• Your task
Reproduce the listing word for word. Skip any image.

[Stored data entries]
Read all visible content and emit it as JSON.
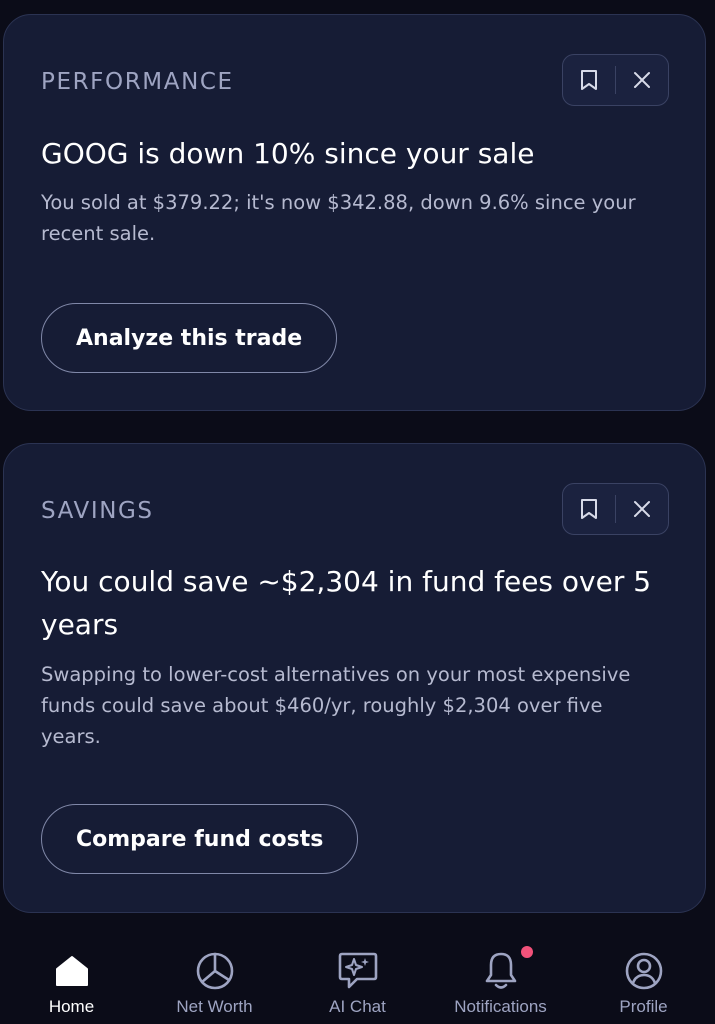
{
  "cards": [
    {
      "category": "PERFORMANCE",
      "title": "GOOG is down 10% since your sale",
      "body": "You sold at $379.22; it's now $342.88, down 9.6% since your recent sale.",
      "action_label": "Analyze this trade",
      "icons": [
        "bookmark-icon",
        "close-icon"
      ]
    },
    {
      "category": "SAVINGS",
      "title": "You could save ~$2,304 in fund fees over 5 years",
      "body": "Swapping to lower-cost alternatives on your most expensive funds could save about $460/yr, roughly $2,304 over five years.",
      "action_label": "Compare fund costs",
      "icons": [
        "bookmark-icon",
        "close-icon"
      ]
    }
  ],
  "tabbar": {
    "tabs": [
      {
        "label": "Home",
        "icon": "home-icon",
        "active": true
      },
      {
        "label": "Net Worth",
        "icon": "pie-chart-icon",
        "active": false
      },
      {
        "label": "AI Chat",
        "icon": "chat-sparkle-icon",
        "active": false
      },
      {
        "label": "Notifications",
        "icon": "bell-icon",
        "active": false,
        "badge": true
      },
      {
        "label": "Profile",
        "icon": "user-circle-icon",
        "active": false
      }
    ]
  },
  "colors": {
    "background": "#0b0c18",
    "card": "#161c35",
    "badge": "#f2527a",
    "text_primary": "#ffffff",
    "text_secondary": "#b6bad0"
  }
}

• Reply to the task
Read all visible content and emit it as JSON.
{
  "cards": [
    {
      "category": "PERFORMANCE",
      "title": "GOOG is down 10% since your sale",
      "body": "You sold at $379.22; it's now $342.88, down 9.6% since your recent sale.",
      "action_label": "Analyze this trade",
      "icons": [
        "bookmark-icon",
        "close-icon"
      ]
    },
    {
      "category": "SAVINGS",
      "title": "You could save ~$2,304 in fund fees over 5 years",
      "body": "Swapping to lower-cost alternatives on your most expensive funds could save about $460/yr, roughly $2,304 over five years.",
      "action_label": "Compare fund costs",
      "icons": [
        "bookmark-icon",
        "close-icon"
      ]
    }
  ],
  "tabbar": {
    "tabs": [
      {
        "label": "Home",
        "icon": "home-icon",
        "active": true
      },
      {
        "label": "Net Worth",
        "icon": "pie-chart-icon",
        "active": false
      },
      {
        "label": "AI Chat",
        "icon": "chat-sparkle-icon",
        "active": false
      },
      {
        "label": "Notifications",
        "icon": "bell-icon",
        "active": false,
        "badge": true
      },
      {
        "label": "Profile",
        "icon": "user-circle-icon",
        "active": false
      }
    ]
  },
  "colors": {
    "background": "#0b0c18",
    "card": "#161c35",
    "badge": "#f2527a",
    "text_primary": "#ffffff",
    "text_secondary": "#b6bad0"
  }
}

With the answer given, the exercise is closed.